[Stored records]

+---+

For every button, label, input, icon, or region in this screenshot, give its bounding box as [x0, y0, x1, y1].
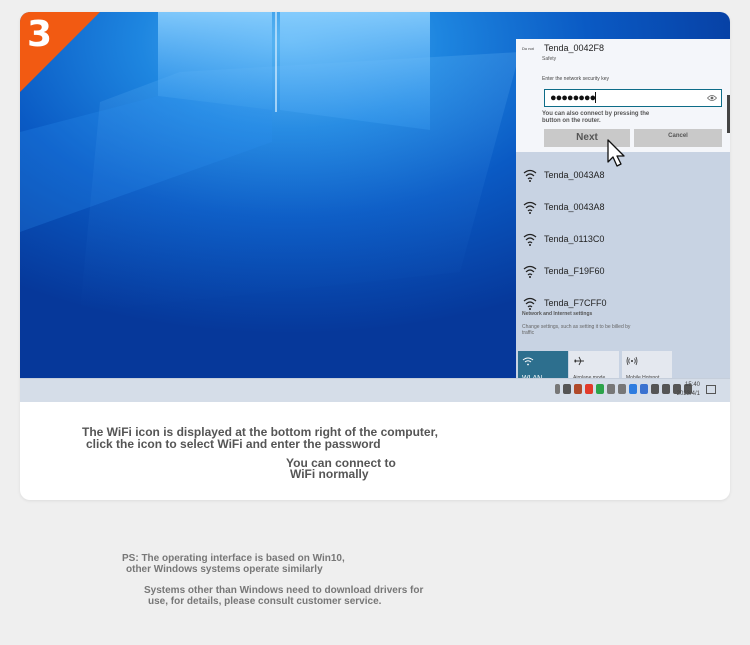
key-prompt: Enter the network security key — [542, 76, 609, 82]
clock-date: 2023/4/1 — [676, 391, 700, 397]
wifi-network-item[interactable]: Tenda_F19F60 — [516, 255, 730, 287]
tray-app-icon[interactable] — [640, 384, 648, 394]
tutorial-card: 3 Do not Tenda_0042F8 Safety Enter the n… — [20, 12, 730, 500]
text-caret — [595, 92, 596, 103]
wifi-signal-icon — [523, 233, 537, 246]
system-tray — [555, 384, 692, 394]
tray-app-icon[interactable] — [607, 384, 615, 394]
clock-time: 15:40 — [684, 382, 700, 388]
network-name: Tenda_0043A8 — [544, 170, 605, 180]
taskbar-clock[interactable]: 15:40 2023/4/1 — [677, 381, 700, 399]
network-name: Tenda_F7CFF0 — [544, 298, 607, 308]
wifi-network-item[interactable]: Tenda_0113C0 — [516, 223, 730, 255]
connecting-network-name: Tenda_0042F8 — [544, 43, 605, 53]
network-name: Tenda_F19F60 — [544, 266, 605, 276]
tray-app-icon[interactable] — [596, 384, 604, 394]
wifi-network-item[interactable]: Tenda_0043A8 — [516, 159, 730, 191]
network-name: Tenda_0113C0 — [544, 234, 605, 244]
instruction-text: The WiFi icon is displayed at the bottom… — [82, 426, 502, 450]
tray-app-icon[interactable] — [629, 384, 637, 394]
tray-app-icon[interactable] — [574, 384, 582, 394]
password-value: ●●●●●●●● — [550, 92, 596, 104]
wifi-network-item[interactable]: Tenda_0043A8 — [516, 191, 730, 223]
router-hint: You can also connect by pressing the but… — [542, 111, 650, 124]
ps-note: PS: The operating interface is based on … — [122, 553, 422, 575]
show-password-eye-icon[interactable] — [707, 94, 717, 102]
hotspot-icon — [626, 356, 638, 366]
taskbar: 15:40 2023/4/1 — [20, 378, 730, 402]
instruction-line-2: click the icon to select WiFi and enter … — [86, 437, 381, 451]
header-small-text: Do not — [522, 46, 534, 51]
wifi-icon — [522, 357, 534, 366]
wifi-flyout-panel: Do not Tenda_0042F8 Safety Enter the net… — [516, 39, 730, 389]
tray-app-icon[interactable] — [563, 384, 571, 394]
security-label: Safety — [542, 56, 557, 62]
wifi-signal-icon — [523, 201, 537, 214]
panel-scrollbar[interactable] — [727, 95, 730, 133]
wifi-signal-icon — [523, 169, 537, 182]
step-number: 3 — [27, 14, 53, 55]
network-name: Tenda_0043A8 — [544, 202, 605, 212]
wifi-tray-icon[interactable] — [662, 384, 670, 394]
wifi-signal-icon — [523, 265, 537, 278]
display-icon[interactable] — [651, 384, 659, 394]
tray-app-icon[interactable] — [585, 384, 593, 394]
wifi-signal-icon — [523, 297, 537, 310]
ps-line-2: other Windows systems operate similarly — [126, 564, 323, 575]
cancel-button[interactable]: Cancel — [634, 129, 722, 147]
drivers-note: Systems other than Windows need to downl… — [144, 585, 504, 607]
password-field[interactable]: ●●●●●●●● — [544, 89, 722, 107]
result-line-2: WiFi normally — [290, 467, 369, 481]
network-settings-desc: Change settings, such as setting it to b… — [522, 324, 631, 336]
airplane-icon — [574, 356, 584, 366]
tray-app-icon[interactable] — [618, 384, 626, 394]
ps-line-1: PS: The operating interface is based on … — [122, 553, 345, 564]
network-settings-link[interactable]: Network and Internet settings — [522, 312, 642, 317]
notification-center-icon[interactable] — [706, 385, 716, 394]
chevron-up-icon[interactable] — [555, 384, 560, 394]
password-dialog: Do not Tenda_0042F8 Safety Enter the net… — [516, 39, 730, 167]
drivers-line-2: use, for details, please consult custome… — [148, 596, 382, 607]
result-text: You can connect to WiFi normally — [286, 457, 426, 481]
drivers-line-1: Systems other than Windows need to downl… — [144, 585, 424, 596]
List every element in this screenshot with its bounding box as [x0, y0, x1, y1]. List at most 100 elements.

+---+

** Task directions **
Rewrite all of the records with every "tray-app-icon" replaced by "taskbar-app-icon", keeping everything else the same. Omit the pictures from your answer.

** The solution **
For every button, label, input, icon, or region in this screenshot, give its bounding box as [x0, y0, x1, y1].
key-prompt: Enter the network security key — [542, 76, 609, 82]
clock-date: 2023/4/1 — [676, 391, 700, 397]
wifi-network-item[interactable]: Tenda_F19F60 — [516, 255, 730, 287]
taskbar-app-icon[interactable] — [640, 384, 648, 394]
tutorial-card: 3 Do not Tenda_0042F8 Safety Enter the n… — [20, 12, 730, 500]
text-caret — [595, 92, 596, 103]
wifi-signal-icon — [523, 233, 537, 246]
system-tray — [555, 384, 692, 394]
taskbar-app-icon[interactable] — [607, 384, 615, 394]
clock-time: 15:40 — [684, 382, 700, 388]
network-name: Tenda_0043A8 — [544, 170, 605, 180]
taskbar-clock[interactable]: 15:40 2023/4/1 — [677, 381, 700, 399]
network-name: Tenda_F7CFF0 — [544, 298, 607, 308]
wifi-network-item[interactable]: Tenda_0113C0 — [516, 223, 730, 255]
connecting-network-name: Tenda_0042F8 — [544, 43, 605, 53]
network-name: Tenda_F19F60 — [544, 266, 605, 276]
taskbar-app-icon[interactable] — [596, 384, 604, 394]
wifi-network-item[interactable]: Tenda_0043A8 — [516, 159, 730, 191]
network-name: Tenda_0113C0 — [544, 234, 605, 244]
instruction-text: The WiFi icon is displayed at the bottom… — [82, 426, 502, 450]
taskbar-app-icon[interactable] — [629, 384, 637, 394]
taskbar-app-icon[interactable] — [574, 384, 582, 394]
password-value: ●●●●●●●● — [550, 92, 596, 104]
wifi-network-item[interactable]: Tenda_0043A8 — [516, 191, 730, 223]
router-hint: You can also connect by pressing the but… — [542, 111, 650, 124]
ps-note: PS: The operating interface is based on … — [122, 553, 422, 575]
show-password-eye-icon[interactable] — [707, 94, 717, 102]
hotspot-icon — [626, 356, 638, 366]
taskbar: 15:40 2023/4/1 — [20, 378, 730, 402]
instruction-line-2: click the icon to select WiFi and enter … — [86, 437, 381, 451]
header-small-text: Do not — [522, 46, 534, 51]
wifi-icon — [522, 357, 534, 366]
wifi-flyout-panel: Do not Tenda_0042F8 Safety Enter the net… — [516, 39, 730, 389]
taskbar-app-icon[interactable] — [563, 384, 571, 394]
security-label: Safety — [542, 56, 557, 62]
wifi-signal-icon — [523, 201, 537, 214]
panel-scrollbar[interactable] — [727, 95, 730, 133]
wifi-signal-icon — [523, 169, 537, 182]
step-number: 3 — [27, 14, 53, 55]
network-name: Tenda_0043A8 — [544, 202, 605, 212]
wifi-tray-icon[interactable] — [662, 384, 670, 394]
wifi-signal-icon — [523, 265, 537, 278]
display-icon[interactable] — [651, 384, 659, 394]
taskbar-app-icon[interactable] — [585, 384, 593, 394]
wifi-signal-icon — [523, 297, 537, 310]
ps-line-2: other Windows systems operate similarly — [126, 564, 323, 575]
cancel-button[interactable]: Cancel — [634, 129, 722, 147]
drivers-note: Systems other than Windows need to downl… — [144, 585, 504, 607]
password-field[interactable]: ●●●●●●●● — [544, 89, 722, 107]
result-line-2: WiFi normally — [290, 467, 369, 481]
network-settings-desc: Change settings, such as setting it to b… — [522, 324, 631, 336]
airplane-icon — [574, 356, 584, 366]
taskbar-app-icon[interactable] — [618, 384, 626, 394]
ps-line-1: PS: The operating interface is based on … — [122, 553, 345, 564]
network-settings-link[interactable]: Network and Internet settings — [522, 312, 642, 317]
notification-center-icon[interactable] — [706, 385, 716, 394]
chevron-up-icon[interactable] — [555, 384, 560, 394]
password-dialog: Do not Tenda_0042F8 Safety Enter the net… — [516, 39, 730, 167]
drivers-line-2: use, for details, please consult custome… — [148, 596, 382, 607]
result-text: You can connect to WiFi normally — [286, 457, 426, 481]
drivers-line-1: Systems other than Windows need to downl… — [144, 585, 424, 596]
List every element in this screenshot with its bounding box as [x0, y0, x1, y1]. List at most 100 elements.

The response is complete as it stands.